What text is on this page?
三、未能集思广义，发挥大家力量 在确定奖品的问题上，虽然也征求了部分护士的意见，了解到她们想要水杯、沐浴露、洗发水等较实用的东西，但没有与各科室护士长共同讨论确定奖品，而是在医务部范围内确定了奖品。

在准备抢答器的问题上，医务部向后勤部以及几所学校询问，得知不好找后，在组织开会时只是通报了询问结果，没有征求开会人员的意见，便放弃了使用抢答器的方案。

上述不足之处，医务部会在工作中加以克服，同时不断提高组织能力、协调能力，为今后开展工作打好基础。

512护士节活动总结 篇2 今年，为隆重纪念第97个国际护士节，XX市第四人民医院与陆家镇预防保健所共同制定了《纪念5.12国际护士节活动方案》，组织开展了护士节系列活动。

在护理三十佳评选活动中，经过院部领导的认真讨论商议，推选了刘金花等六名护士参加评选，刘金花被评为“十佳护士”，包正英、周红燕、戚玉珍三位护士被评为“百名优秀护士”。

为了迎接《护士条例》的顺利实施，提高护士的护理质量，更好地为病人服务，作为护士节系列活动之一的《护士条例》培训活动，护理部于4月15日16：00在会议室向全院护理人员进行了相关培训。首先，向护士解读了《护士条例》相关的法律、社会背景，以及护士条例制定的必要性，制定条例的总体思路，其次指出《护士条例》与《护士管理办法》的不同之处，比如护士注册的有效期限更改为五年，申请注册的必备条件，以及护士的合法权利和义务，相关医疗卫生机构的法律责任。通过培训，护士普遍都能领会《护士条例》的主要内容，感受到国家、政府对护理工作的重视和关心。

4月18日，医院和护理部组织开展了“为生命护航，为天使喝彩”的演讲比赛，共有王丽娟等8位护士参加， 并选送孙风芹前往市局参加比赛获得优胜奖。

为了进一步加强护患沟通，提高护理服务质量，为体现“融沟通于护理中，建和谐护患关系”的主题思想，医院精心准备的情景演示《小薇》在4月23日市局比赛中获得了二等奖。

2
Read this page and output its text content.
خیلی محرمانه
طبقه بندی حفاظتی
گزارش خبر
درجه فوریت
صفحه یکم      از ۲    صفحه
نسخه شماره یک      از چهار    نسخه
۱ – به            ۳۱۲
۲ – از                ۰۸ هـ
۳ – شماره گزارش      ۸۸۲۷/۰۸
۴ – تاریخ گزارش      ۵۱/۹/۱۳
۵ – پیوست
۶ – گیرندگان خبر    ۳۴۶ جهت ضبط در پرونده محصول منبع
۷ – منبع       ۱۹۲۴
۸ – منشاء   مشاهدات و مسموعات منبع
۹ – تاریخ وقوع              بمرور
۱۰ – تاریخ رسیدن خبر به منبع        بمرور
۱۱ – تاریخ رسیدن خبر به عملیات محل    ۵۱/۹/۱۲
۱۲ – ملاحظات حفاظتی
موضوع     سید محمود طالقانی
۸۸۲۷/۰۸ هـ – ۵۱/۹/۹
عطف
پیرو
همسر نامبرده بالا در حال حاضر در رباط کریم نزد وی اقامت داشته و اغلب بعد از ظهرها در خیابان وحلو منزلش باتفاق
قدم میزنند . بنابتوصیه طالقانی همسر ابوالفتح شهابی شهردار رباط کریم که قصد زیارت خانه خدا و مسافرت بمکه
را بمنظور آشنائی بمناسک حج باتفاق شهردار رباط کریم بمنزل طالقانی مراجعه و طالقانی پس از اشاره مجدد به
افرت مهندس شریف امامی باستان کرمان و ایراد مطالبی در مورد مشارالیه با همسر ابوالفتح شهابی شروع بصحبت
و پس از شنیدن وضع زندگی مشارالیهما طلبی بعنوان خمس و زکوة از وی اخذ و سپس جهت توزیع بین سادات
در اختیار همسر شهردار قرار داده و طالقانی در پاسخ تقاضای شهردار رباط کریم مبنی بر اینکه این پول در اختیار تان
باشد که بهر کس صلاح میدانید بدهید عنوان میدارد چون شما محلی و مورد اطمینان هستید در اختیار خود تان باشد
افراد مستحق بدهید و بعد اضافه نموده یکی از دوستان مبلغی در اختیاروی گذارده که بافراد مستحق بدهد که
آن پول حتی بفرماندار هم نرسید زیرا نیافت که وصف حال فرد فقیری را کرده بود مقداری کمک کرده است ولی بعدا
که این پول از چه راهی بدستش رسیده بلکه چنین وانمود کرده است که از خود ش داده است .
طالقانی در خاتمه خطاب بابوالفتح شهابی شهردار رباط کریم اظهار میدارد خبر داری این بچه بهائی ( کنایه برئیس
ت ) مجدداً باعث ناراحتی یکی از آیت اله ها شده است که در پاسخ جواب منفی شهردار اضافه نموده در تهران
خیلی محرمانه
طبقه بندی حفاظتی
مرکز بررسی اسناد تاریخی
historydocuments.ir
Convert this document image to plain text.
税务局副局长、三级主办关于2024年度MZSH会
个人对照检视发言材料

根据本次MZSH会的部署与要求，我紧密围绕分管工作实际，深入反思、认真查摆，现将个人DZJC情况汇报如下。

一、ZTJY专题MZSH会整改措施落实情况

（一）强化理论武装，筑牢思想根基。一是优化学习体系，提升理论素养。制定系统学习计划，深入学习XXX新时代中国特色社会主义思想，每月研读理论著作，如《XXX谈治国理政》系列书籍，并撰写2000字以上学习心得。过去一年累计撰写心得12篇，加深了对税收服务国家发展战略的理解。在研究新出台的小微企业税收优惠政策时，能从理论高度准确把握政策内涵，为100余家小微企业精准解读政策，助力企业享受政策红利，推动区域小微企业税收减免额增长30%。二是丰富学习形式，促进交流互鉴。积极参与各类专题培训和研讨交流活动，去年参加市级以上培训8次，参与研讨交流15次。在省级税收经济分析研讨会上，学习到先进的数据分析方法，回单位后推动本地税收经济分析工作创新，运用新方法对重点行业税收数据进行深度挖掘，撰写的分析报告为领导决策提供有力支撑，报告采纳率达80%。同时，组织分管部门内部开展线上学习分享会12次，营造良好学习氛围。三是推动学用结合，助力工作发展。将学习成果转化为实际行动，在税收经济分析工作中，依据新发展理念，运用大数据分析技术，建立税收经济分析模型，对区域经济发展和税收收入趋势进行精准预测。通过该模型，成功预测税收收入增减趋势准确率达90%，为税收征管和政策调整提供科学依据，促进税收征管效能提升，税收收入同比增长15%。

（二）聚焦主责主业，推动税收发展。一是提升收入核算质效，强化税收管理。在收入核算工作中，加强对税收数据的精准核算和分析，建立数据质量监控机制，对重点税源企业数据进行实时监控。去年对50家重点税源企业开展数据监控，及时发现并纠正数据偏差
+++
▶ What the task requires:
Using the data above, output each line exactly.

▶ Expected output:
What text is on this page?
三、未能集思广义，发挥大家力量 在确定奖品的问题上，虽然也征求了部分护士的意见，了解到她们想要水杯、沐浴露、洗发水等较实用的东西，但没有与各科室护士长共同讨论确定奖品，而是在医务部范围内确定了奖品。

在准备抢答器的问题上，医务部向后勤部以及几所学校询问，得知不好找后，在组织开会时只是通报了询问结果，没有征求开会人员的意见，便放弃了使用抢答器的方案。

上述不足之处，医务部会在工作中加以克服，同时不断提高组织能力、协调能力，为今后开展工作打好基础。

512护士节活动总结 篇2 今年，为隆重纪念第97个国际护士节，XX市第四人民医院与陆家镇预防保健所共同制定了《纪念5.12国际护士节活动方案》，组织开展了护士节系列活动。

在护理三十佳评选活动中，经过院部领导的认真讨论商议，推选了刘金花等六名护士参加评选，刘金花被评为“十佳护士”，包正英、周红燕、戚玉珍三位护士被评为“百名优秀护士”。

为了迎接《护士条例》的顺利实施，提高护士的护理质量，更好地为病人服务，作为护士节系列活动之一的《护士条例》培训活动，护理部于4月15日16：00在会议室向全院护理人员进行了相关培训。首先，向护士解读了《护士条例》相关的法律、社会背景，以及护士条例制定的必要性，制定条例的总体思路，其次指出《护士条例》与《护士管理办法》的不同之处，比如护士注册的有效期限更改为五年，申请注册的必备条件，以及护士的合法权利和义务，相关医疗卫生机构的法律责任。通过培训，护士普遍都能领会《护士条例》的主要内容，感受到国家、政府对护理工作的重视和关心。

4月18日，医院和护理部组织开展了“为生命护航，为天使喝彩”的演讲比赛，共有王丽娟等8位护士参加， 并选送孙风芹前往市局参加比赛获得优胜奖。

为了进一步加强护患沟通，提高护理服务质量，为体现“融沟通于护理中，建和谐护患关系”的主题思想，医院精心准备的情景演示《小薇》在4月23日市局比赛中获得了二等奖。

2
Read this page and output its text content.
خیلی محرمانه
طبقه بندی حفاظتی
گزارش خبر
درجه فوریت
صفحه یکم      از ۲    صفحه
نسخه شماره یک      از چهار    نسخه
۱ – به            ۳۱۲
۲ – از                ۰۸ هـ
۳ – شماره گزارش      ۸۸۲۷/۰۸
۴ – تاریخ گزارش      ۵۱/۹/۱۳
۵ – پیوست
۶ – گیرندگان خبر    ۳۴۶ جهت ضبط در پرونده محصول منبع
۷ – منبع       ۱۹۲۴
۸ – منشاء   مشاهدات و مسموعات منبع
۹ – تاریخ وقوع              بمرور
۱۰ – تاریخ رسیدن خبر به منبع        بمرور
۱۱ – تاریخ رسیدن خبر به عملیات محل    ۵۱/۹/۱۲
۱۲ – ملاحظات حفاظتی
موضوع     سید محمود طالقانی
۸۸۲۷/۰۸ هـ – ۵۱/۹/۹
عطف
پیرو
همسر نامبرده بالا در حال حاضر در رباط کریم نزد وی اقامت داشته و اغلب بعد از ظهرها در خیابان وحلو منزلش باتفاق
قدم میزنند . بنابتوصیه طالقانی همسر ابوالفتح شهابی شهردار رباط کریم که قصد زیارت خانه خدا و مسافرت بمکه
را بمنظور آشنائی بمناسک حج باتفاق شهردار رباط کریم بمنزل طالقانی مراجعه و طالقانی پس از اشاره مجدد به
افرت مهندس شریف امامی باستان کرمان و ایراد مطالبی در مورد مشارالیه با همسر ابوالفتح شهابی شروع بصحبت
و پس از شنیدن وضع زندگی مشارالیهما طلبی بعنوان خمس و زکوة از وی اخذ و سپس جهت توزیع بین سادات
در اختیار همسر شهردار قرار داده و طالقانی در پاسخ تقاضای شهردار رباط کریم مبنی بر اینکه این پول در اختیار تان
باشد که بهر کس صلاح میدانید بدهید عنوان میدارد چون شما محلی و مورد اطمینان هستید در اختیار خود تان باشد
افراد مستحق بدهید و بعد اضافه نموده یکی از دوستان مبلغی در اختیاروی گذارده که بافراد مستحق بدهد که
آن پول حتی بفرماندار هم نرسید زیرا نیافت که وصف حال فرد فقیری را کرده بود مقداری کمک کرده است ولی بعدا
که این پول از چه راهی بدستش رسیده بلکه چنین وانمود کرده است که از خود ش داده است .
طالقانی در خاتمه خطاب بابوالفتح شهابی شهردار رباط کریم اظهار میدارد خبر داری این بچه بهائی ( کنایه برئیس
ت ) مجدداً باعث ناراحتی یکی از آیت اله ها شده است که در پاسخ جواب منفی شهردار اضافه نموده در تهران
خیلی محرمانه
طبقه بندی حفاظتی
مرکز بررسی اسناد تاریخی
historydocuments.ir
Convert this document image to plain text.
税务局副局长、三级主办关于2024年度MZSH会
个人对照检视发言材料

根据本次MZSH会的部署与要求，我紧密围绕分管工作实际，深入反思、认真查摆，现将个人DZJC情况汇报如下。

一、ZTJY专题MZSH会整改措施落实情况

（一）强化理论武装，筑牢思想根基。一是优化学习体系，提升理论素养。制定系统学习计划，深入学习XXX新时代中国特色社会主义思想，每月研读理论著作，如《XXX谈治国理政》系列书籍，并撰写2000字以上学习心得。过去一年累计撰写心得12篇，加深了对税收服务国家发展战略的理解。在研究新出台的小微企业税收优惠政策时，能从理论高度准确把握政策内涵，为100余家小微企业精准解读政策，助力企业享受政策红利，推动区域小微企业税收减免额增长30%。二是丰富学习形式，促进交流互鉴。积极参与各类专题培训和研讨交流活动，去年参加市级以上培训8次，参与研讨交流15次。在省级税收经济分析研讨会上，学习到先进的数据分析方法，回单位后推动本地税收经济分析工作创新，运用新方法对重点行业税收数据进行深度挖掘，撰写的分析报告为领导决策提供有力支撑，报告采纳率达80%。同时，组织分管部门内部开展线上学习分享会12次，营造良好学习氛围。三是推动学用结合，助力工作发展。将学习成果转化为实际行动，在税收经济分析工作中，依据新发展理念，运用大数据分析技术，建立税收经济分析模型，对区域经济发展和税收收入趋势进行精准预测。通过该模型，成功预测税收收入增减趋势准确率达90%，为税收征管和政策调整提供科学依据，促进税收征管效能提升，税收收入同比增长15%。

（二）聚焦主责主业，推动税收发展。一是提升收入核算质效，强化税收管理。在收入核算工作中，加强对税收数据的精准核算和分析，建立数据质量监控机制，对重点税源企业数据进行实时监控。去年对50家重点税源企业开展数据监控，及时发现并纠正数据偏差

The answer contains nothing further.